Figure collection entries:
******************************

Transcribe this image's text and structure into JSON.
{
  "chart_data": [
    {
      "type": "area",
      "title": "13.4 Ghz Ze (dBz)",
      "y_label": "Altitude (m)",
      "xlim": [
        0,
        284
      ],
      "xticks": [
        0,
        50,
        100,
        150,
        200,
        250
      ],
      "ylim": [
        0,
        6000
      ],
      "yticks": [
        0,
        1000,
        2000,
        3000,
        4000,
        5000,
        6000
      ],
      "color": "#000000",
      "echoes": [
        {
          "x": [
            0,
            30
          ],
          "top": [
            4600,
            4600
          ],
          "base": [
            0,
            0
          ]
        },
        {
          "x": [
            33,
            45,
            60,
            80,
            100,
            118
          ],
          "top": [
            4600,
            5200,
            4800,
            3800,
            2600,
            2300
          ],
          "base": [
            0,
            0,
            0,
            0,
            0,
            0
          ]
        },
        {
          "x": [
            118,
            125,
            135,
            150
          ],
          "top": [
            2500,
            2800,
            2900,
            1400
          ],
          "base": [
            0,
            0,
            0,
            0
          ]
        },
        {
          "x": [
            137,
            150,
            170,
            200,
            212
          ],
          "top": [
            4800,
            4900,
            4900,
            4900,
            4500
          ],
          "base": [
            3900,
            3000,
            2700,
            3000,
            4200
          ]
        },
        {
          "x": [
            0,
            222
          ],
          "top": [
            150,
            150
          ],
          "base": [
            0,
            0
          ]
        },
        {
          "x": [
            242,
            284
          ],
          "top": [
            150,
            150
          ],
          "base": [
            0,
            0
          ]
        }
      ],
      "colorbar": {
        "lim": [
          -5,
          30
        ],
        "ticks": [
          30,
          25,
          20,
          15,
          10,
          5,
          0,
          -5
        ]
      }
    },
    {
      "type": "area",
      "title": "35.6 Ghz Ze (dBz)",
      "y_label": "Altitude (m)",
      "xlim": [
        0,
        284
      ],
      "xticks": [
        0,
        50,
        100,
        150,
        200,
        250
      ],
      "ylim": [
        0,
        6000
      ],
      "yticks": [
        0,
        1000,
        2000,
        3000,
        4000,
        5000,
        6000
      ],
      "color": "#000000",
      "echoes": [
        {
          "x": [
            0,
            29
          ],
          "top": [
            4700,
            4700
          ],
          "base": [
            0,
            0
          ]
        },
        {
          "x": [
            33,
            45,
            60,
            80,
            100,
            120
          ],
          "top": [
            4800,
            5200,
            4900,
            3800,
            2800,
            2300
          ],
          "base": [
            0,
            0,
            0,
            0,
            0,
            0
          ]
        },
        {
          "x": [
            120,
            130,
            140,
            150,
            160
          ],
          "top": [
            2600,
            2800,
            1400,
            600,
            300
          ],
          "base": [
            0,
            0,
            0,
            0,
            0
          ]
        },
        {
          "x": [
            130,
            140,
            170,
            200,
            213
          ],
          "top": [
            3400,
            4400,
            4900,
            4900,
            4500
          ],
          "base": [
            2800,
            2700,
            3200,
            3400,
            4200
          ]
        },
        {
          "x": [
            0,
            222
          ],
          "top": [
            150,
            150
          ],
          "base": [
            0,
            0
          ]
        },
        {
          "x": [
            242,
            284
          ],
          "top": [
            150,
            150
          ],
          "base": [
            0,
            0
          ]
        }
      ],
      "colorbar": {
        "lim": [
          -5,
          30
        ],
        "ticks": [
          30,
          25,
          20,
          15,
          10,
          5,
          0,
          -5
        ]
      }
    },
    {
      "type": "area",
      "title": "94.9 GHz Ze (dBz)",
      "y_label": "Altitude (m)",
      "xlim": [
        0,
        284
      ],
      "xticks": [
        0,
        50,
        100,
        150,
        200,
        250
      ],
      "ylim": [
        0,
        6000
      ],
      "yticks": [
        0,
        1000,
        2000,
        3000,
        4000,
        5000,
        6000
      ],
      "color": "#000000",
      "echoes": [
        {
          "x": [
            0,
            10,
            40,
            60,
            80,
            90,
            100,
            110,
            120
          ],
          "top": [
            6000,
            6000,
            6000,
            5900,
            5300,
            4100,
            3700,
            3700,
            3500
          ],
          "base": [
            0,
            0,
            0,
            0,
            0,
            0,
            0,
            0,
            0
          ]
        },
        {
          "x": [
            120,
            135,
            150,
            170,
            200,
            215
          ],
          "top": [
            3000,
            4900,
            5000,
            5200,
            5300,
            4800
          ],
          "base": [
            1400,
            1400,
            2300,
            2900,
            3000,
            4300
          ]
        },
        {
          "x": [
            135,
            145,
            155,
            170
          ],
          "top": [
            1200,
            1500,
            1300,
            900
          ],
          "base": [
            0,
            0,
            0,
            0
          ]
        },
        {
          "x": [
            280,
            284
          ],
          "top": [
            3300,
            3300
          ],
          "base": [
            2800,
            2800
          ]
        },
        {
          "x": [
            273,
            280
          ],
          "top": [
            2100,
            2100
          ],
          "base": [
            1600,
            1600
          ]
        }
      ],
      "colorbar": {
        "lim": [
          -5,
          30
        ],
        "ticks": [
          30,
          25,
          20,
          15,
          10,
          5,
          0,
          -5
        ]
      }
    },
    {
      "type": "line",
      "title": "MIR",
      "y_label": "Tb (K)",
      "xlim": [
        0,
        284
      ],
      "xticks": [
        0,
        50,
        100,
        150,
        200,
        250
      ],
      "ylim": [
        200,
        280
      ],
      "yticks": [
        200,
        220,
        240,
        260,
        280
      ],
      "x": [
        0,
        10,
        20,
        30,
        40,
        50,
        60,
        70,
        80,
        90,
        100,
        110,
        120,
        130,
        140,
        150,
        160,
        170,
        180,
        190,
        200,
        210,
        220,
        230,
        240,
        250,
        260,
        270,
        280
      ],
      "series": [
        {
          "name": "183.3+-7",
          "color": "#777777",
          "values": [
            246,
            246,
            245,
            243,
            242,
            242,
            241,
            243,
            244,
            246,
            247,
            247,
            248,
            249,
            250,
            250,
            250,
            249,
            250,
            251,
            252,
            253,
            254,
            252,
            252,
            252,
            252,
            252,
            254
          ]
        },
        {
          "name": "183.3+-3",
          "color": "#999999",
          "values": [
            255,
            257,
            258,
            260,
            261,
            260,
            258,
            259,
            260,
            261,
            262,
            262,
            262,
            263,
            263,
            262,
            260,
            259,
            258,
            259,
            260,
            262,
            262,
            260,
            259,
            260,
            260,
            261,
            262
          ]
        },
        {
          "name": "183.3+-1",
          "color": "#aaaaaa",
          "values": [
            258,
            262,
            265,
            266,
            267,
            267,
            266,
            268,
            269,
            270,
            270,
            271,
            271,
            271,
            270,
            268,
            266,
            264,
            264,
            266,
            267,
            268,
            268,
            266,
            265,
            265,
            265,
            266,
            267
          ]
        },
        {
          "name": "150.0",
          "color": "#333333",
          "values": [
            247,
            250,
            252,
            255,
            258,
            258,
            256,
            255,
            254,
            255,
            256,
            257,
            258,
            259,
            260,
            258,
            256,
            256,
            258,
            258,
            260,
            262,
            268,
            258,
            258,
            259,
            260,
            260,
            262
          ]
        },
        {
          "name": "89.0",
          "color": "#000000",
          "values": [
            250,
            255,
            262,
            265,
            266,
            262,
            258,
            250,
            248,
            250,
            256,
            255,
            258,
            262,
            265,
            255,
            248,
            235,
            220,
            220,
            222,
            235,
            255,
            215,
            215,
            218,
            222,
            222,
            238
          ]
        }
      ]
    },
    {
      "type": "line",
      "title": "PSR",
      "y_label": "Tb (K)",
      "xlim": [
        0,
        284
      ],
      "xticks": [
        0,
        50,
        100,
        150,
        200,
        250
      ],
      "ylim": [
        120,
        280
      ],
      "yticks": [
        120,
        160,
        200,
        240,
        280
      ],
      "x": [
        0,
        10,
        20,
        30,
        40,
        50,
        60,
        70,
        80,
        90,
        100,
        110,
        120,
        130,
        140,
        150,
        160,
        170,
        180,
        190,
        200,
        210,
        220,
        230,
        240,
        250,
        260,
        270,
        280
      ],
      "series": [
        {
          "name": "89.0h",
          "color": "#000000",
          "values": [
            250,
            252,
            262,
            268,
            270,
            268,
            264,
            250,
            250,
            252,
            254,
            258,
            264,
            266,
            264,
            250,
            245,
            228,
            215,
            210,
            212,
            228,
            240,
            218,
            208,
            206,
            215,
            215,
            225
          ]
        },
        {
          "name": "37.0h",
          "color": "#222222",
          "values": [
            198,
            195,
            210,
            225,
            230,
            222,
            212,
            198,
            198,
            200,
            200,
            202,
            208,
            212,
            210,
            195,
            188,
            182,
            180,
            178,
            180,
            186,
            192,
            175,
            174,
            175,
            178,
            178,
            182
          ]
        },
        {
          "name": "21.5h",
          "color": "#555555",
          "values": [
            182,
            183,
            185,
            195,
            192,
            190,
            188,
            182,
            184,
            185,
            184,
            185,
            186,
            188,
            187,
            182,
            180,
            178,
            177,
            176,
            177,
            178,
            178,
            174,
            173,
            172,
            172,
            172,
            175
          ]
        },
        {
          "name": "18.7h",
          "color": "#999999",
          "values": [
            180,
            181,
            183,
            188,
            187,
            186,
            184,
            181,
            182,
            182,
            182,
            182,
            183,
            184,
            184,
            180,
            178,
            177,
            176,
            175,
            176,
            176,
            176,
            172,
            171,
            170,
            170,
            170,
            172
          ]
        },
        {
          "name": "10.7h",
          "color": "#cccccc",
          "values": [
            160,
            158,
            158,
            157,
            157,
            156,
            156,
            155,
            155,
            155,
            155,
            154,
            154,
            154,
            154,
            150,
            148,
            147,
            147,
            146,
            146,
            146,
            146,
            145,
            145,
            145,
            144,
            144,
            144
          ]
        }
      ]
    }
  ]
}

******************************

» **Task**
Copy every line of the material in which the word "name" occurs.

» **Complete output**
          "name": "183.3+-7",
          "name": "183.3+-3",
          "name": "183.3+-1",
          "name": "150.0",
          "name": "89.0",
          "name": "89.0h",
          "name": "37.0h",
          "name": "21.5h",
          "name": "18.7h",
          "name": "10.7h",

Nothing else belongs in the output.